= Exercise aim =
Separate out the lines that hold "OANDA".

= Saved data entries =
-- Start --
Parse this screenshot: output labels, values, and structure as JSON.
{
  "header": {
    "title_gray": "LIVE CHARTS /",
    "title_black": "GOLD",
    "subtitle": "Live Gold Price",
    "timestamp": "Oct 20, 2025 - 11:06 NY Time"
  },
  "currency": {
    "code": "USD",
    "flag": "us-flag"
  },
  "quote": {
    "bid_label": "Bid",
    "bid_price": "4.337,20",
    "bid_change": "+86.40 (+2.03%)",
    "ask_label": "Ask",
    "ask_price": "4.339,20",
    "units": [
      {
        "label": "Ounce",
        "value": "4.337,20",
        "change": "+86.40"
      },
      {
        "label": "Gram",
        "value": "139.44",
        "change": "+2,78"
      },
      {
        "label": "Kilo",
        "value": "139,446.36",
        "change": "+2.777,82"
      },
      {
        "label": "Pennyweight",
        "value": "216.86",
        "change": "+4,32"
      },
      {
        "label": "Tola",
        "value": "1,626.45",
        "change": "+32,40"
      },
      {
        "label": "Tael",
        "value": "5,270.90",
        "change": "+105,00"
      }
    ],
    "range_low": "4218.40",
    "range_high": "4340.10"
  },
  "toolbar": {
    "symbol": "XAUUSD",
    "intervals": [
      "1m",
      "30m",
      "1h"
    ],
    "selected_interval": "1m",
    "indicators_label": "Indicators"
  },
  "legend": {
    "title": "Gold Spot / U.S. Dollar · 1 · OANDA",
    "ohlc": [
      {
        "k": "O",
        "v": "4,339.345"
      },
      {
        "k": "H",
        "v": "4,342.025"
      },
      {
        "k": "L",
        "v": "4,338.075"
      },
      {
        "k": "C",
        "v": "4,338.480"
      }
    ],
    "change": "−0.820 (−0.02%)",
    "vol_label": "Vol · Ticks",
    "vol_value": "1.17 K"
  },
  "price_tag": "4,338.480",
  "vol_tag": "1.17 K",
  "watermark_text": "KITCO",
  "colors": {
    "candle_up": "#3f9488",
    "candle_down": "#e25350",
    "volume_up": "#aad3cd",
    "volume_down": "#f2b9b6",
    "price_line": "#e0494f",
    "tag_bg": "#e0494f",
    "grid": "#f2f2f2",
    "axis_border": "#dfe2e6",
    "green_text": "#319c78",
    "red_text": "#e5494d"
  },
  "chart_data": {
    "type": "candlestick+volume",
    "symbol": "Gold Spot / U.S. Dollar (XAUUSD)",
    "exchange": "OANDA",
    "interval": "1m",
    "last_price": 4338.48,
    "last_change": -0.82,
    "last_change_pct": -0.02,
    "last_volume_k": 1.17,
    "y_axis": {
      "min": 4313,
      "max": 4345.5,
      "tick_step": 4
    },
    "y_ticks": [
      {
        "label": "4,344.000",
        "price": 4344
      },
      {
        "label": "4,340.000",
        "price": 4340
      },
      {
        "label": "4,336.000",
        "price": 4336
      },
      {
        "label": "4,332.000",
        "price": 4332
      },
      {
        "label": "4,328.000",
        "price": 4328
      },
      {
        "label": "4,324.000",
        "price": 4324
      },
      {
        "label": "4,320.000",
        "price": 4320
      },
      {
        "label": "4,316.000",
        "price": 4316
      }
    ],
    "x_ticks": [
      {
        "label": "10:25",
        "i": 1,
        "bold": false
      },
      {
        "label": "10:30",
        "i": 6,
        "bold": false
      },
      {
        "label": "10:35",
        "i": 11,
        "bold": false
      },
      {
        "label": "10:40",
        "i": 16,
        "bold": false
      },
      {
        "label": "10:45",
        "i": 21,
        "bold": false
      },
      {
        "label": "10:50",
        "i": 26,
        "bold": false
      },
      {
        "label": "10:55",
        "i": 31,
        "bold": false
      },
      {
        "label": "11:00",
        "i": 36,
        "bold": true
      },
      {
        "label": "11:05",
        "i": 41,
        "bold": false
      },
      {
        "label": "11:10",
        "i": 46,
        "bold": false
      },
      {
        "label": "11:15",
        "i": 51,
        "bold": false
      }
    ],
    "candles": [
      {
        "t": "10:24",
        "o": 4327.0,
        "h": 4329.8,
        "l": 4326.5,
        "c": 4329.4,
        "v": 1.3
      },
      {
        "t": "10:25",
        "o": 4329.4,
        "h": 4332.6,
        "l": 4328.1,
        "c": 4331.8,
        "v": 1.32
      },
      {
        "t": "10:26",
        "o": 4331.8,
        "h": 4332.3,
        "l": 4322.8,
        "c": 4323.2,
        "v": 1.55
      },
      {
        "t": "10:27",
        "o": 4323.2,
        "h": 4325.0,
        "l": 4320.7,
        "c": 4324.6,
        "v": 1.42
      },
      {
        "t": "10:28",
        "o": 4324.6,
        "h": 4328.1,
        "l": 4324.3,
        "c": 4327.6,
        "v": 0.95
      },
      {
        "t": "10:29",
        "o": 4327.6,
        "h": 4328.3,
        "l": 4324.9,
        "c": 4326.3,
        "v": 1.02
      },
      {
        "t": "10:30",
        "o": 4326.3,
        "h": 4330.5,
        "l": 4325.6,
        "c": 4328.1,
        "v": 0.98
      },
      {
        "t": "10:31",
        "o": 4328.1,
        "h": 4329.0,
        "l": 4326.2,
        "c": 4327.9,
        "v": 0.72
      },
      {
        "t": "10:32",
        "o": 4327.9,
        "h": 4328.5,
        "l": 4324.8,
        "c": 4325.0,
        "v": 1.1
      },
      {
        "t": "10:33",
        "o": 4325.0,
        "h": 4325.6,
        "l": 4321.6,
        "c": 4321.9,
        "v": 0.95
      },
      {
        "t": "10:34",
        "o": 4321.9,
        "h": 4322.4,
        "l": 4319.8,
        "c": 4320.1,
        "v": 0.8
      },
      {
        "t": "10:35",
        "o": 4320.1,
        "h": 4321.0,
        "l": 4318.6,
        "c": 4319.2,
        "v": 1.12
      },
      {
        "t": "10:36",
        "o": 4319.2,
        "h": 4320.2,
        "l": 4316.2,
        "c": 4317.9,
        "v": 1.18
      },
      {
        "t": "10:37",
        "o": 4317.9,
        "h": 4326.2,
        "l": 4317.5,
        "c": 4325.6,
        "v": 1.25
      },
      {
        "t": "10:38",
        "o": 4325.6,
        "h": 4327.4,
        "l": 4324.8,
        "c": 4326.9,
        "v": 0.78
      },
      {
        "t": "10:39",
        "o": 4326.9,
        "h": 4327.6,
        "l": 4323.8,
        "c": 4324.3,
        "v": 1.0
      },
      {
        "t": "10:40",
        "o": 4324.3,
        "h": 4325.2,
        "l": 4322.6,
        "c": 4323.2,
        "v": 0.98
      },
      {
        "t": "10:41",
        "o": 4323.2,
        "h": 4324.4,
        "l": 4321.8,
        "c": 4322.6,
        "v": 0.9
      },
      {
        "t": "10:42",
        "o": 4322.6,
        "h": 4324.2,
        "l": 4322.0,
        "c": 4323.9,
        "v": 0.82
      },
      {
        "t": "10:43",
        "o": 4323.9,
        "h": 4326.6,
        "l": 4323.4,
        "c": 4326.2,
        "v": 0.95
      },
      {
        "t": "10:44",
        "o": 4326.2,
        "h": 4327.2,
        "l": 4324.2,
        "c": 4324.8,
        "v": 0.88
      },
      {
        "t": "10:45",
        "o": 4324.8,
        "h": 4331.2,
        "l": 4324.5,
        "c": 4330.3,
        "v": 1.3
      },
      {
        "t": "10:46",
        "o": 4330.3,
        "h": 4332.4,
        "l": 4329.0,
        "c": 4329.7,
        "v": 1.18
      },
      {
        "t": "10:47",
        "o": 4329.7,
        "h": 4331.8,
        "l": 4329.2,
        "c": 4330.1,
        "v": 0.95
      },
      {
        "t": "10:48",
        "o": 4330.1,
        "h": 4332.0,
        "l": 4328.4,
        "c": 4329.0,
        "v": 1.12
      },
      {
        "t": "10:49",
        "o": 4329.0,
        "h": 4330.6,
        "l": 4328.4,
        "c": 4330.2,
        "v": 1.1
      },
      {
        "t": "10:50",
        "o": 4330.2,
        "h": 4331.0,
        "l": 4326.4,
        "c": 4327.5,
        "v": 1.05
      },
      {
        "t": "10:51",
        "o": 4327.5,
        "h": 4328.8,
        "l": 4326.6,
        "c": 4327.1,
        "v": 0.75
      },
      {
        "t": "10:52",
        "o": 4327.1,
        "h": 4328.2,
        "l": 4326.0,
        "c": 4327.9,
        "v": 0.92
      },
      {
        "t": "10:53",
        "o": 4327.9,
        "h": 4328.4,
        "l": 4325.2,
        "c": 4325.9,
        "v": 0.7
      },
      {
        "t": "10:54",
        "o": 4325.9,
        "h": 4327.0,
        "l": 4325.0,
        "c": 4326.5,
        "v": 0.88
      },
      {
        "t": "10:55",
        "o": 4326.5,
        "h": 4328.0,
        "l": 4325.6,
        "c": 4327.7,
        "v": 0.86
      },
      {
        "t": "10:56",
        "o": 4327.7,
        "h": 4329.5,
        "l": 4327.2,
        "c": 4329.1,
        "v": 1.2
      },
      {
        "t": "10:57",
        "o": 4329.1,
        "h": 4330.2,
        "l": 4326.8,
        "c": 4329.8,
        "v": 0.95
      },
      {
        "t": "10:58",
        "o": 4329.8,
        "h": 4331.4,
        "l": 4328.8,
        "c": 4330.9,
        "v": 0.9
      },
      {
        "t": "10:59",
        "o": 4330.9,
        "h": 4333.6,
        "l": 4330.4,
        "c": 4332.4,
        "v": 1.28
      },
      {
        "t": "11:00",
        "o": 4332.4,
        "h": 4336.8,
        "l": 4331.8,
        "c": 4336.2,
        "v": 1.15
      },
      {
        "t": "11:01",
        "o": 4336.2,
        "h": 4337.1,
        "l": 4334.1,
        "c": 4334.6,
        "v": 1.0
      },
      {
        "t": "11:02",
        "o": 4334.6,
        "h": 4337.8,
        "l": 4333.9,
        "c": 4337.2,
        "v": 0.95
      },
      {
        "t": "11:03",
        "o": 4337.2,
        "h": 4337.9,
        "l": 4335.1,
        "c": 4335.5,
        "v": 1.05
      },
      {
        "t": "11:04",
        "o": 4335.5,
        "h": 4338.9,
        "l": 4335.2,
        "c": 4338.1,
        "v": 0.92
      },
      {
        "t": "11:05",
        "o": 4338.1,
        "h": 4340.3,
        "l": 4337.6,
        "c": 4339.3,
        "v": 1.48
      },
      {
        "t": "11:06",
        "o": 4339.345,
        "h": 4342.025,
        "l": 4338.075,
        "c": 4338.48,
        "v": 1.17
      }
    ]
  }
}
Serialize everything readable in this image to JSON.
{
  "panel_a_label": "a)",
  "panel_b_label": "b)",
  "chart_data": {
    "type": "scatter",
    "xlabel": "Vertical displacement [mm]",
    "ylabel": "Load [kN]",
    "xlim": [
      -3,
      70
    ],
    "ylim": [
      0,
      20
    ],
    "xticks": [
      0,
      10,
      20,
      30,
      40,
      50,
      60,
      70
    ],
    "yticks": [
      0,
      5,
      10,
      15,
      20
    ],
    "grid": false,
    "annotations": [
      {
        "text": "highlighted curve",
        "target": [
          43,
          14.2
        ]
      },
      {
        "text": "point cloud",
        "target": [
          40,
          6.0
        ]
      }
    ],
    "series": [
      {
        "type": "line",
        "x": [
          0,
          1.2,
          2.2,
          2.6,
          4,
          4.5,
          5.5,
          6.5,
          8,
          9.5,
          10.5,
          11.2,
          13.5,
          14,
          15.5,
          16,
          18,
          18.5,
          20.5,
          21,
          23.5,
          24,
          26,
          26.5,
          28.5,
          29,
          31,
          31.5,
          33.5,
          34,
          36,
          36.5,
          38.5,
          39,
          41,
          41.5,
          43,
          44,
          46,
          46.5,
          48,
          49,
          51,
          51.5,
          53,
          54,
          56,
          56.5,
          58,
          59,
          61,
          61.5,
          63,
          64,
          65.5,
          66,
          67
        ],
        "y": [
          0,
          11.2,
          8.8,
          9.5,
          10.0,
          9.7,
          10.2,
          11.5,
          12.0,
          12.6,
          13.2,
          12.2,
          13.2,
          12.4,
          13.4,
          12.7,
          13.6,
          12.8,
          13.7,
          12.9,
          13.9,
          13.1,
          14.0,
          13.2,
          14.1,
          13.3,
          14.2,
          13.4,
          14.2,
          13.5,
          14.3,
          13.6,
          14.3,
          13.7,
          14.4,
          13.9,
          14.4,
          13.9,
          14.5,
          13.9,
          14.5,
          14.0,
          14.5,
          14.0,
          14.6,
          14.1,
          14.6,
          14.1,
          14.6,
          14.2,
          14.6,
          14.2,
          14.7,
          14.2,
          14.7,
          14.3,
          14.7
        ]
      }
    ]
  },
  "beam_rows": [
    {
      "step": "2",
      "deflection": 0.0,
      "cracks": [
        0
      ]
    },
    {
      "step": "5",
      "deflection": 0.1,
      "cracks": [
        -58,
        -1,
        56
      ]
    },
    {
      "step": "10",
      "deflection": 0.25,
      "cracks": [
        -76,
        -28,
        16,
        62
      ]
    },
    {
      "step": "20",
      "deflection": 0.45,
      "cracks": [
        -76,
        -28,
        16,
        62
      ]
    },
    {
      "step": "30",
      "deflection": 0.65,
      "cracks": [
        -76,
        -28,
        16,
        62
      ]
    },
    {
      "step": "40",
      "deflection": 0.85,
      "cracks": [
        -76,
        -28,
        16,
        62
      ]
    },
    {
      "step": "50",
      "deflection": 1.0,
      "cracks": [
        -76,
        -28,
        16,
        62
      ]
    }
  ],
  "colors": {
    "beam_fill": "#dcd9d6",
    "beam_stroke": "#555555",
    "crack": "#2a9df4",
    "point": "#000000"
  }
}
-- End --
= Result =
    "title": "Gold Spot / U.S. Dollar · 1 · OANDA",
    "exchange": "OANDA",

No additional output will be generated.